START

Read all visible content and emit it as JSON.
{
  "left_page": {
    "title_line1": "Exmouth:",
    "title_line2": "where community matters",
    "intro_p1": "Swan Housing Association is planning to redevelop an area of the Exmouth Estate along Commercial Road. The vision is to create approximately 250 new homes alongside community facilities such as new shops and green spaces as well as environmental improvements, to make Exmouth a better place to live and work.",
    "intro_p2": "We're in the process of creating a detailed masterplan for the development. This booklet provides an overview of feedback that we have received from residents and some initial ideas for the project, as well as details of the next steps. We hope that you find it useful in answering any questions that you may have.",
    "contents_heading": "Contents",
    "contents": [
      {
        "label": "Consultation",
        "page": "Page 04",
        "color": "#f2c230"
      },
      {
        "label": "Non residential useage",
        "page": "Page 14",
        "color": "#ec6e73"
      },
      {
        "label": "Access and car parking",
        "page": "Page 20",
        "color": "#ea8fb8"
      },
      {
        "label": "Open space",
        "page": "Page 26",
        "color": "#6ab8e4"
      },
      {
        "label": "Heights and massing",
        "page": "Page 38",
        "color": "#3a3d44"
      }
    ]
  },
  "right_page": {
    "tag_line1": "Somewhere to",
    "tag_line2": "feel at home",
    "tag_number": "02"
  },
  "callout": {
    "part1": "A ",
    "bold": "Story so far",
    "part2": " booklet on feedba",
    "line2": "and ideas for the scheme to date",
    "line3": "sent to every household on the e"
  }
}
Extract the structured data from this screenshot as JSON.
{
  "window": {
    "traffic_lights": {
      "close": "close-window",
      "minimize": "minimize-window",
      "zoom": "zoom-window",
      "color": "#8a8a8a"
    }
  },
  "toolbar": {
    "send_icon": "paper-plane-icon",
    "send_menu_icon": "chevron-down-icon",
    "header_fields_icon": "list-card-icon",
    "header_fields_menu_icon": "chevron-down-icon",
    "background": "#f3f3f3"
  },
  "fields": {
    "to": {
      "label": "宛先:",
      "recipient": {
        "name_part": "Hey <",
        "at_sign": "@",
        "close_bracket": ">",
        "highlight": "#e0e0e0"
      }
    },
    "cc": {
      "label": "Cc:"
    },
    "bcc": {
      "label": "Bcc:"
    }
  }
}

END

■ **PROBLEM TO WORK ON**
Transcribe the material exactly as it reads.

■ **EXERCISE ANSWER**
Read all visible content and emit it as JSON.
{
  "left_page": {
    "title_line1": "Exmouth:",
    "title_line2": "where community matters",
    "intro_p1": "Swan Housing Association is planning to redevelop an area of the Exmouth Estate along Commercial Road. The vision is to create approximately 250 new homes alongside community facilities such as new shops and green spaces as well as environmental improvements, to make Exmouth a better place to live and work.",
    "intro_p2": "We're in the process of creating a detailed masterplan for the development. This booklet provides an overview of feedback that we have received from residents and some initial ideas for the project, as well as details of the next steps. We hope that you find it useful in answering any questions that you may have.",
    "contents_heading": "Contents",
    "contents": [
      {
        "label": "Consultation",
        "page": "Page 04",
        "color": "#f2c230"
      },
      {
        "label": "Non residential useage",
        "page": "Page 14",
        "color": "#ec6e73"
      },
      {
        "label": "Access and car parking",
        "page": "Page 20",
        "color": "#ea8fb8"
      },
      {
        "label": "Open space",
        "page": "Page 26",
        "color": "#6ab8e4"
      },
      {
        "label": "Heights and massing",
        "page": "Page 38",
        "color": "#3a3d44"
      }
    ]
  },
  "right_page": {
    "tag_line1": "Somewhere to",
    "tag_line2": "feel at home",
    "tag_number": "02"
  },
  "callout": {
    "part1": "A ",
    "bold": "Story so far",
    "part2": " booklet on feedba",
    "line2": "and ideas for the scheme to date",
    "line3": "sent to every household on the e"
  }
}
Extract the structured data from this screenshot as JSON.
{
  "window": {
    "traffic_lights": {
      "close": "close-window",
      "minimize": "minimize-window",
      "zoom": "zoom-window",
      "color": "#8a8a8a"
    }
  },
  "toolbar": {
    "send_icon": "paper-plane-icon",
    "send_menu_icon": "chevron-down-icon",
    "header_fields_icon": "list-card-icon",
    "header_fields_menu_icon": "chevron-down-icon",
    "background": "#f3f3f3"
  },
  "fields": {
    "to": {
      "label": "宛先:",
      "recipient": {
        "name_part": "Hey <",
        "at_sign": "@",
        "close_bracket": ">",
        "highlight": "#e0e0e0"
      }
    },
    "cc": {
      "label": "Cc:"
    },
    "bcc": {
      "label": "Bcc:"
    }
  }
}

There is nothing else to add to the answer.